[WHAT THIS TASK INVOLVES]
Exactly as they appear, output all of the entries.

=== INPUT ===

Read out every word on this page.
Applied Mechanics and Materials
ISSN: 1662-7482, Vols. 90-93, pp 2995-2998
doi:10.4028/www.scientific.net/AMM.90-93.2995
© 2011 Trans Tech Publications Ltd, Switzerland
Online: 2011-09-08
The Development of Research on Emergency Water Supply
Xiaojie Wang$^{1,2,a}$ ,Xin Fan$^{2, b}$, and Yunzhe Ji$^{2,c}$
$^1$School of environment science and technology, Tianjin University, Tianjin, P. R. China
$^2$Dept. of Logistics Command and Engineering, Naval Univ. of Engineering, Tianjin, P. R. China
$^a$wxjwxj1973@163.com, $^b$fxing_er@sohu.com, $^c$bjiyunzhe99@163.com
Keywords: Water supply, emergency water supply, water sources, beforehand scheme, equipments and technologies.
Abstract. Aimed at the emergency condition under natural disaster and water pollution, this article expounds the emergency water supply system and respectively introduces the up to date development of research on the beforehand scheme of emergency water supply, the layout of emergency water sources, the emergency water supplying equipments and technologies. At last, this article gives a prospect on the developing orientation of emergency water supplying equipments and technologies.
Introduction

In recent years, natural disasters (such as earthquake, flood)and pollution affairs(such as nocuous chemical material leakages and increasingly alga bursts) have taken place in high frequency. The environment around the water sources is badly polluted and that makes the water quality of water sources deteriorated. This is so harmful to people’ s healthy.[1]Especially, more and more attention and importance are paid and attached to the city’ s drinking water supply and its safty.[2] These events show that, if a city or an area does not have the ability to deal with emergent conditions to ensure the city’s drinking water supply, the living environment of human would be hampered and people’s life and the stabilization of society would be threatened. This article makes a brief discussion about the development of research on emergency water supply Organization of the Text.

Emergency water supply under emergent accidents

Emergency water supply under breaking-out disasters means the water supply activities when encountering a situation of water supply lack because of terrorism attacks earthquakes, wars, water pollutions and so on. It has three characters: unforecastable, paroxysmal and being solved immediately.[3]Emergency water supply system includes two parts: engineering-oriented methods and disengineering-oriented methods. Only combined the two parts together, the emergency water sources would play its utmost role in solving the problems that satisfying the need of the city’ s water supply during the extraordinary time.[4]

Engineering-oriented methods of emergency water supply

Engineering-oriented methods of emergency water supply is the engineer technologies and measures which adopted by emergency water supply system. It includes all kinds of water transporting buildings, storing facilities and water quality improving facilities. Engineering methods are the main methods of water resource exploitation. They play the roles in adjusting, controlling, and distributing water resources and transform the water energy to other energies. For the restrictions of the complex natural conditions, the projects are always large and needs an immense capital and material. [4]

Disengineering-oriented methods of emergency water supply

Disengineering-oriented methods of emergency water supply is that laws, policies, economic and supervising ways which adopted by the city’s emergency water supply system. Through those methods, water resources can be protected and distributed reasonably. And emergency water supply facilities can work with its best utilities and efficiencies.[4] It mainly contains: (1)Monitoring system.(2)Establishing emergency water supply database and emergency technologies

===

[SOLUTION TO THIS TASK]
Read out every word on this page.
Applied Mechanics and Materials
ISSN: 1662-7482, Vols. 90-93, pp 2995-2998
doi:10.4028/www.scientific.net/AMM.90-93.2995
© 2011 Trans Tech Publications Ltd, Switzerland
Online: 2011-09-08
The Development of Research on Emergency Water Supply
Xiaojie Wang$^{1,2,a}$ ,Xin Fan$^{2, b}$, and Yunzhe Ji$^{2,c}$
$^1$School of environment science and technology, Tianjin University, Tianjin, P. R. China
$^2$Dept. of Logistics Command and Engineering, Naval Univ. of Engineering, Tianjin, P. R. China
$^a$wxjwxj1973@163.com, $^b$fxing_er@sohu.com, $^c$bjiyunzhe99@163.com
Keywords: Water supply, emergency water supply, water sources, beforehand scheme, equipments and technologies.
Abstract. Aimed at the emergency condition under natural disaster and water pollution, this article expounds the emergency water supply system and respectively introduces the up to date development of research on the beforehand scheme of emergency water supply, the layout of emergency water sources, the emergency water supplying equipments and technologies. At last, this article gives a prospect on the developing orientation of emergency water supplying equipments and technologies.
Introduction

In recent years, natural disasters (such as earthquake, flood)and pollution affairs(such as nocuous chemical material leakages and increasingly alga bursts) have taken place in high frequency. The environment around the water sources is badly polluted and that makes the water quality of water sources deteriorated. This is so harmful to people’ s healthy.[1]Especially, more and more attention and importance are paid and attached to the city’ s drinking water supply and its safty.[2] These events show that, if a city or an area does not have the ability to deal with emergent conditions to ensure the city’s drinking water supply, the living environment of human would be hampered and people’s life and the stabilization of society would be threatened. This article makes a brief discussion about the development of research on emergency water supply Organization of the Text.

Emergency water supply under emergent accidents

Emergency water supply under breaking-out disasters means the water supply activities when encountering a situation of water supply lack because of terrorism attacks earthquakes, wars, water pollutions and so on. It has three characters: unforecastable, paroxysmal and being solved immediately.[3]Emergency water supply system includes two parts: engineering-oriented methods and disengineering-oriented methods. Only combined the two parts together, the emergency water sources would play its utmost role in solving the problems that satisfying the need of the city’ s water supply during the extraordinary time.[4]

Engineering-oriented methods of emergency water supply

Engineering-oriented methods of emergency water supply is the engineer technologies and measures which adopted by emergency water supply system. It includes all kinds of water transporting buildings, storing facilities and water quality improving facilities. Engineering methods are the main methods of water resource exploitation. They play the roles in adjusting, controlling, and distributing water resources and transform the water energy to other energies. For the restrictions of the complex natural conditions, the projects are always large and needs an immense capital and material. [4]

Disengineering-oriented methods of emergency water supply

Disengineering-oriented methods of emergency water supply is that laws, policies, economic and supervising ways which adopted by the city’s emergency water supply system. Through those methods, water resources can be protected and distributed reasonably. And emergency water supply facilities can work with its best utilities and efficiencies.[4] It mainly contains: (1)Monitoring system.(2)Establishing emergency water supply database and emergency technologies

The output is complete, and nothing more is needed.